◆ What is being asked
Output the data exactly, with every line intact.

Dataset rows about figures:
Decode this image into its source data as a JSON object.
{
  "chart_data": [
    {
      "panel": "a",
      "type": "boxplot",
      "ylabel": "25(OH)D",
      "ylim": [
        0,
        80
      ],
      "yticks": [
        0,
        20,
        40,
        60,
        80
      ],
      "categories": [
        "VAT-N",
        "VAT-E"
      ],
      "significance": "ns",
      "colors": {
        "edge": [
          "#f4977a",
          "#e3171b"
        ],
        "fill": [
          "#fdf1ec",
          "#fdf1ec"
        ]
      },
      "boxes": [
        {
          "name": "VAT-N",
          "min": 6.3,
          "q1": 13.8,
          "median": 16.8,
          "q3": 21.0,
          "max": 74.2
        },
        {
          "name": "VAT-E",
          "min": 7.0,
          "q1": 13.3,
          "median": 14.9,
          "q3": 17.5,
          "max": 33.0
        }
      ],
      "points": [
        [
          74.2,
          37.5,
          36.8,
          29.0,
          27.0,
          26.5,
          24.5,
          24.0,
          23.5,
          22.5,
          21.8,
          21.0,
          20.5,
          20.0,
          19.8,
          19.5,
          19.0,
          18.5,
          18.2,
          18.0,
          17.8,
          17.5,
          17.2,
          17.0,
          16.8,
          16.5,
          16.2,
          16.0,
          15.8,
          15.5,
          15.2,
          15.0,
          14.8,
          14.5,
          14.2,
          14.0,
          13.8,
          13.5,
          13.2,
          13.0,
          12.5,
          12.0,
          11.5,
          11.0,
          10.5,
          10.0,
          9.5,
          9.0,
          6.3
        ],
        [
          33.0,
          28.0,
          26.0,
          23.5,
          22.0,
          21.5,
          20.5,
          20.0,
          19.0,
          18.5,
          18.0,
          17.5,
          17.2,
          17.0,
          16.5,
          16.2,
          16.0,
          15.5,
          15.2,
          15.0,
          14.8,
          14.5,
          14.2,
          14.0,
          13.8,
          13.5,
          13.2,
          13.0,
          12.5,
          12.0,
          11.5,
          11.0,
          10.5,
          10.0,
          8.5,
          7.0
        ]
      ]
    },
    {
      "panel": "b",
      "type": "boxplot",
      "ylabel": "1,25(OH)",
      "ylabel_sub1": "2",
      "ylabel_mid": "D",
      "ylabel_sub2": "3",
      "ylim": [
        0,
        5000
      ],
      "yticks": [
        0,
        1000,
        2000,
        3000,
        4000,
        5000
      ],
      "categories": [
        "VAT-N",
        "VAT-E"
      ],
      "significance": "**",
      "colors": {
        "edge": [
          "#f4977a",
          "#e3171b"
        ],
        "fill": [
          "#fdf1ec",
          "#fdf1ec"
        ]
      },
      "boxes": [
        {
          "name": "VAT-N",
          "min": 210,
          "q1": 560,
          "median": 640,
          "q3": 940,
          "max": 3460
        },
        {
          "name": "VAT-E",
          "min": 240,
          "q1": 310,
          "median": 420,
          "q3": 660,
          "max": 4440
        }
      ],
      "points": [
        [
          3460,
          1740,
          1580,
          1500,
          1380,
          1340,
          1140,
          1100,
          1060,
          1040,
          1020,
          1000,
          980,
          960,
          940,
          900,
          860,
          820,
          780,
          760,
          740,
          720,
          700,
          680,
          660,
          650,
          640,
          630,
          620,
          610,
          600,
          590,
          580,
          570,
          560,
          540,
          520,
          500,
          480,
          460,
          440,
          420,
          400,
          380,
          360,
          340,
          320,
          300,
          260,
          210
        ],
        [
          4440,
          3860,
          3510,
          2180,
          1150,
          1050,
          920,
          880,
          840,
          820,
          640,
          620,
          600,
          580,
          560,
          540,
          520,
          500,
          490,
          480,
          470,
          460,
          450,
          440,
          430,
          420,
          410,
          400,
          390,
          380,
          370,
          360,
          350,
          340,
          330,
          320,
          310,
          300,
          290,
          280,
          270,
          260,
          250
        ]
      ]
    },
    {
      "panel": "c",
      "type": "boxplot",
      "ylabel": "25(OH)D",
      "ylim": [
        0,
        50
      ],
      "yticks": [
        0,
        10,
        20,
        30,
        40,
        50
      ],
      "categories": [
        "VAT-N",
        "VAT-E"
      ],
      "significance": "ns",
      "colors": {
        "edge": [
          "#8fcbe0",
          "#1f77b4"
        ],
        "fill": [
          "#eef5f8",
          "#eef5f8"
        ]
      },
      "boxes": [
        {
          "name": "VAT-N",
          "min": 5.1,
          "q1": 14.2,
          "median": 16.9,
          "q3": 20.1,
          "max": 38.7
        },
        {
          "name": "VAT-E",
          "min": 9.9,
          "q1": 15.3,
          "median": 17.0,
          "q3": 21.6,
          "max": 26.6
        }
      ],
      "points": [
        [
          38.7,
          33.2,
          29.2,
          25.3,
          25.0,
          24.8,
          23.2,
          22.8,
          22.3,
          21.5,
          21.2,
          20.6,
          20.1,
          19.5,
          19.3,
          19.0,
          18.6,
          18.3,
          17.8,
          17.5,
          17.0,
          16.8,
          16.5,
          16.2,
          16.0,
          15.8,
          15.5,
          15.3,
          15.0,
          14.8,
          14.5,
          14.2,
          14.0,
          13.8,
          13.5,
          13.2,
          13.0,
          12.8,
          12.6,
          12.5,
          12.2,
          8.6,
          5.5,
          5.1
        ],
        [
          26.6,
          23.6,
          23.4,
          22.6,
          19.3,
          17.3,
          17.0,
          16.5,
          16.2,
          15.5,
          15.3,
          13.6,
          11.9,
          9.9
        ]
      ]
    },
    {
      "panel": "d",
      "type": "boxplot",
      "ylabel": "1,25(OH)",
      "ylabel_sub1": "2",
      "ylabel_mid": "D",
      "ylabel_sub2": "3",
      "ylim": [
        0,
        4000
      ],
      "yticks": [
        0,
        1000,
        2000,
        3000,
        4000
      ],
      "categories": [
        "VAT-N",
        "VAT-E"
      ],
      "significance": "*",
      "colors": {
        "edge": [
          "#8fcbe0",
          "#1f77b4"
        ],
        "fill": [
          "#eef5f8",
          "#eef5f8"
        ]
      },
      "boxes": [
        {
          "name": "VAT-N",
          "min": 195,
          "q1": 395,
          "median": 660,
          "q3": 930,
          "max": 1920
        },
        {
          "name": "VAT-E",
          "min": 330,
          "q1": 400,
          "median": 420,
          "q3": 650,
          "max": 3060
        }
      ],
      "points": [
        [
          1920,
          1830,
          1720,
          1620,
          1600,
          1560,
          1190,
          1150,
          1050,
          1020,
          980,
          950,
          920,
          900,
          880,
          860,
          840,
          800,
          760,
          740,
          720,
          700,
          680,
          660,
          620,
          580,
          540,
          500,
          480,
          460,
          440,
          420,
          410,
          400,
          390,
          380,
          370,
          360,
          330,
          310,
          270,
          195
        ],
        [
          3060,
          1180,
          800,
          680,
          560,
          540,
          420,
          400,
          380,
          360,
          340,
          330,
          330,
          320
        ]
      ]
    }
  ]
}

◆ Solution for this exercise
Decode this image into its source data as a JSON object.
{
  "chart_data": [
    {
      "panel": "a",
      "type": "boxplot",
      "ylabel": "25(OH)D",
      "ylim": [
        0,
        80
      ],
      "yticks": [
        0,
        20,
        40,
        60,
        80
      ],
      "categories": [
        "VAT-N",
        "VAT-E"
      ],
      "significance": "ns",
      "colors": {
        "edge": [
          "#f4977a",
          "#e3171b"
        ],
        "fill": [
          "#fdf1ec",
          "#fdf1ec"
        ]
      },
      "boxes": [
        {
          "name": "VAT-N",
          "min": 6.3,
          "q1": 13.8,
          "median": 16.8,
          "q3": 21.0,
          "max": 74.2
        },
        {
          "name": "VAT-E",
          "min": 7.0,
          "q1": 13.3,
          "median": 14.9,
          "q3": 17.5,
          "max": 33.0
        }
      ],
      "points": [
        [
          74.2,
          37.5,
          36.8,
          29.0,
          27.0,
          26.5,
          24.5,
          24.0,
          23.5,
          22.5,
          21.8,
          21.0,
          20.5,
          20.0,
          19.8,
          19.5,
          19.0,
          18.5,
          18.2,
          18.0,
          17.8,
          17.5,
          17.2,
          17.0,
          16.8,
          16.5,
          16.2,
          16.0,
          15.8,
          15.5,
          15.2,
          15.0,
          14.8,
          14.5,
          14.2,
          14.0,
          13.8,
          13.5,
          13.2,
          13.0,
          12.5,
          12.0,
          11.5,
          11.0,
          10.5,
          10.0,
          9.5,
          9.0,
          6.3
        ],
        [
          33.0,
          28.0,
          26.0,
          23.5,
          22.0,
          21.5,
          20.5,
          20.0,
          19.0,
          18.5,
          18.0,
          17.5,
          17.2,
          17.0,
          16.5,
          16.2,
          16.0,
          15.5,
          15.2,
          15.0,
          14.8,
          14.5,
          14.2,
          14.0,
          13.8,
          13.5,
          13.2,
          13.0,
          12.5,
          12.0,
          11.5,
          11.0,
          10.5,
          10.0,
          8.5,
          7.0
        ]
      ]
    },
    {
      "panel": "b",
      "type": "boxplot",
      "ylabel": "1,25(OH)",
      "ylabel_sub1": "2",
      "ylabel_mid": "D",
      "ylabel_sub2": "3",
      "ylim": [
        0,
        5000
      ],
      "yticks": [
        0,
        1000,
        2000,
        3000,
        4000,
        5000
      ],
      "categories": [
        "VAT-N",
        "VAT-E"
      ],
      "significance": "**",
      "colors": {
        "edge": [
          "#f4977a",
          "#e3171b"
        ],
        "fill": [
          "#fdf1ec",
          "#fdf1ec"
        ]
      },
      "boxes": [
        {
          "name": "VAT-N",
          "min": 210,
          "q1": 560,
          "median": 640,
          "q3": 940,
          "max": 3460
        },
        {
          "name": "VAT-E",
          "min": 240,
          "q1": 310,
          "median": 420,
          "q3": 660,
          "max": 4440
        }
      ],
      "points": [
        [
          3460,
          1740,
          1580,
          1500,
          1380,
          1340,
          1140,
          1100,
          1060,
          1040,
          1020,
          1000,
          980,
          960,
          940,
          900,
          860,
          820,
          780,
          760,
          740,
          720,
          700,
          680,
          660,
          650,
          640,
          630,
          620,
          610,
          600,
          590,
          580,
          570,
          560,
          540,
          520,
          500,
          480,
          460,
          440,
          420,
          400,
          380,
          360,
          340,
          320,
          300,
          260,
          210
        ],
        [
          4440,
          3860,
          3510,
          2180,
          1150,
          1050,
          920,
          880,
          840,
          820,
          640,
          620,
          600,
          580,
          560,
          540,
          520,
          500,
          490,
          480,
          470,
          460,
          450,
          440,
          430,
          420,
          410,
          400,
          390,
          380,
          370,
          360,
          350,
          340,
          330,
          320,
          310,
          300,
          290,
          280,
          270,
          260,
          250
        ]
      ]
    },
    {
      "panel": "c",
      "type": "boxplot",
      "ylabel": "25(OH)D",
      "ylim": [
        0,
        50
      ],
      "yticks": [
        0,
        10,
        20,
        30,
        40,
        50
      ],
      "categories": [
        "VAT-N",
        "VAT-E"
      ],
      "significance": "ns",
      "colors": {
        "edge": [
          "#8fcbe0",
          "#1f77b4"
        ],
        "fill": [
          "#eef5f8",
          "#eef5f8"
        ]
      },
      "boxes": [
        {
          "name": "VAT-N",
          "min": 5.1,
          "q1": 14.2,
          "median": 16.9,
          "q3": 20.1,
          "max": 38.7
        },
        {
          "name": "VAT-E",
          "min": 9.9,
          "q1": 15.3,
          "median": 17.0,
          "q3": 21.6,
          "max": 26.6
        }
      ],
      "points": [
        [
          38.7,
          33.2,
          29.2,
          25.3,
          25.0,
          24.8,
          23.2,
          22.8,
          22.3,
          21.5,
          21.2,
          20.6,
          20.1,
          19.5,
          19.3,
          19.0,
          18.6,
          18.3,
          17.8,
          17.5,
          17.0,
          16.8,
          16.5,
          16.2,
          16.0,
          15.8,
          15.5,
          15.3,
          15.0,
          14.8,
          14.5,
          14.2,
          14.0,
          13.8,
          13.5,
          13.2,
          13.0,
          12.8,
          12.6,
          12.5,
          12.2,
          8.6,
          5.5,
          5.1
        ],
        [
          26.6,
          23.6,
          23.4,
          22.6,
          19.3,
          17.3,
          17.0,
          16.5,
          16.2,
          15.5,
          15.3,
          13.6,
          11.9,
          9.9
        ]
      ]
    },
    {
      "panel": "d",
      "type": "boxplot",
      "ylabel": "1,25(OH)",
      "ylabel_sub1": "2",
      "ylabel_mid": "D",
      "ylabel_sub2": "3",
      "ylim": [
        0,
        4000
      ],
      "yticks": [
        0,
        1000,
        2000,
        3000,
        4000
      ],
      "categories": [
        "VAT-N",
        "VAT-E"
      ],
      "significance": "*",
      "colors": {
        "edge": [
          "#8fcbe0",
          "#1f77b4"
        ],
        "fill": [
          "#eef5f8",
          "#eef5f8"
        ]
      },
      "boxes": [
        {
          "name": "VAT-N",
          "min": 195,
          "q1": 395,
          "median": 660,
          "q3": 930,
          "max": 1920
        },
        {
          "name": "VAT-E",
          "min": 330,
          "q1": 400,
          "median": 420,
          "q3": 650,
          "max": 3060
        }
      ],
      "points": [
        [
          1920,
          1830,
          1720,
          1620,
          1600,
          1560,
          1190,
          1150,
          1050,
          1020,
          980,
          950,
          920,
          900,
          880,
          860,
          840,
          800,
          760,
          740,
          720,
          700,
          680,
          660,
          620,
          580,
          540,
          500,
          480,
          460,
          440,
          420,
          410,
          400,
          390,
          380,
          370,
          360,
          330,
          310,
          270,
          195
        ],
        [
          3060,
          1180,
          800,
          680,
          560,
          540,
          420,
          400,
          380,
          360,
          340,
          330,
          330,
          320
        ]
      ]
    }
  ]
}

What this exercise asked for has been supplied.